__Records supplied__
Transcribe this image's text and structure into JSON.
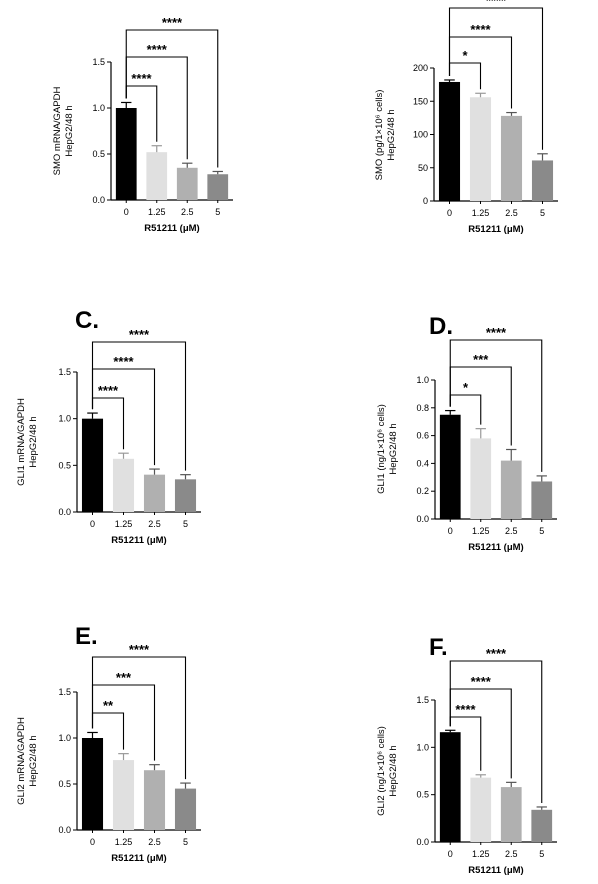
{
  "chart_data": [
    {
      "type": "bar",
      "panel_label": "",
      "categories": [
        "0",
        "1.25",
        "2.5",
        "5"
      ],
      "values": [
        1.0,
        0.52,
        0.35,
        0.28
      ],
      "errors": [
        0.06,
        0.07,
        0.05,
        0.03
      ],
      "ylim": [
        0,
        1.5
      ],
      "yticks": [
        "0.0",
        "0.5",
        "1.0",
        "1.5"
      ],
      "ylabel_lines": [
        "SMO mRNA/GAPDH",
        "HepG2/48 h"
      ],
      "xlabel": "R51211 (μM)",
      "colors": [
        "#000000",
        "#e0e0e0",
        "#b0b0b0",
        "#8a8a8a"
      ],
      "significance": [
        {
          "from": "0",
          "to": "1.25",
          "label": "****"
        },
        {
          "from": "0",
          "to": "2.5",
          "label": "****"
        },
        {
          "from": "0",
          "to": "5",
          "label": "****"
        }
      ]
    },
    {
      "type": "bar",
      "panel_label": "",
      "categories": [
        "0",
        "1.25",
        "2.5",
        "5"
      ],
      "values": [
        179,
        156,
        128,
        61
      ],
      "errors": [
        3,
        6,
        5,
        10
      ],
      "ylim": [
        0,
        200
      ],
      "yticks": [
        "0",
        "50",
        "100",
        "150",
        "200"
      ],
      "ylabel_lines": [
        "SMO (pg/1×10⁶ cells)",
        "HepG2/48 h"
      ],
      "xlabel": "R51211 (μM)",
      "colors": [
        "#000000",
        "#e0e0e0",
        "#b0b0b0",
        "#8a8a8a"
      ],
      "significance": [
        {
          "from": "0",
          "to": "1.25",
          "label": "*"
        },
        {
          "from": "0",
          "to": "2.5",
          "label": "****"
        },
        {
          "from": "0",
          "to": "5",
          "label": "****"
        }
      ]
    },
    {
      "type": "bar",
      "panel_label": "C.",
      "categories": [
        "0",
        "1.25",
        "2.5",
        "5"
      ],
      "values": [
        1.0,
        0.57,
        0.4,
        0.35
      ],
      "errors": [
        0.06,
        0.06,
        0.06,
        0.05
      ],
      "ylim": [
        0,
        1.5
      ],
      "yticks": [
        "0.0",
        "0.5",
        "1.0",
        "1.5"
      ],
      "ylabel_lines": [
        "GLI1 mRNA/GAPDH",
        "HepG2/48 h"
      ],
      "xlabel": "R51211 (μM)",
      "colors": [
        "#000000",
        "#e0e0e0",
        "#b0b0b0",
        "#8a8a8a"
      ],
      "significance": [
        {
          "from": "0",
          "to": "1.25",
          "label": "****"
        },
        {
          "from": "0",
          "to": "2.5",
          "label": "****"
        },
        {
          "from": "0",
          "to": "5",
          "label": "****"
        }
      ]
    },
    {
      "type": "bar",
      "panel_label": "D.",
      "categories": [
        "0",
        "1.25",
        "2.5",
        "5"
      ],
      "values": [
        0.75,
        0.58,
        0.42,
        0.27
      ],
      "errors": [
        0.03,
        0.07,
        0.08,
        0.04
      ],
      "ylim": [
        0,
        1.0
      ],
      "yticks": [
        "0.0",
        "0.2",
        "0.4",
        "0.6",
        "0.8",
        "1.0"
      ],
      "ylabel_lines": [
        "GLI1 (ng/1×10⁶ cells)",
        "HepG2/48 h"
      ],
      "xlabel": "R51211 (μM)",
      "colors": [
        "#000000",
        "#e0e0e0",
        "#b0b0b0",
        "#8a8a8a"
      ],
      "significance": [
        {
          "from": "0",
          "to": "1.25",
          "label": "*"
        },
        {
          "from": "0",
          "to": "2.5",
          "label": "***"
        },
        {
          "from": "0",
          "to": "5",
          "label": "****"
        }
      ]
    },
    {
      "type": "bar",
      "panel_label": "E.",
      "categories": [
        "0",
        "1.25",
        "2.5",
        "5"
      ],
      "values": [
        1.0,
        0.76,
        0.65,
        0.45
      ],
      "errors": [
        0.06,
        0.07,
        0.06,
        0.06
      ],
      "ylim": [
        0,
        1.5
      ],
      "yticks": [
        "0.0",
        "0.5",
        "1.0",
        "1.5"
      ],
      "ylabel_lines": [
        "GLI2 mRNA/GAPDH",
        "HepG2/48 h"
      ],
      "xlabel": "R51211 (μM)",
      "colors": [
        "#000000",
        "#e0e0e0",
        "#b0b0b0",
        "#8a8a8a"
      ],
      "significance": [
        {
          "from": "0",
          "to": "1.25",
          "label": "**"
        },
        {
          "from": "0",
          "to": "2.5",
          "label": "***"
        },
        {
          "from": "0",
          "to": "5",
          "label": "****"
        }
      ]
    },
    {
      "type": "bar",
      "panel_label": "F.",
      "categories": [
        "0",
        "1.25",
        "2.5",
        "5"
      ],
      "values": [
        1.16,
        0.68,
        0.58,
        0.34
      ],
      "errors": [
        0.02,
        0.03,
        0.05,
        0.03
      ],
      "ylim": [
        0,
        1.5
      ],
      "yticks": [
        "0.0",
        "0.5",
        "1.0",
        "1.5"
      ],
      "ylabel_lines": [
        "GLI2 (ng/1×10⁶ cells)",
        "HepG2/48 h"
      ],
      "xlabel": "R51211 (μM)",
      "colors": [
        "#000000",
        "#e0e0e0",
        "#b0b0b0",
        "#8a8a8a"
      ],
      "significance": [
        {
          "from": "0",
          "to": "1.25",
          "label": "****"
        },
        {
          "from": "0",
          "to": "2.5",
          "label": "****"
        },
        {
          "from": "0",
          "to": "5",
          "label": "****"
        }
      ]
    }
  ]
}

__What to do__
State how many lines in the records contain the string "GAPDH". Give the number with no words around it.

__Answer space__
3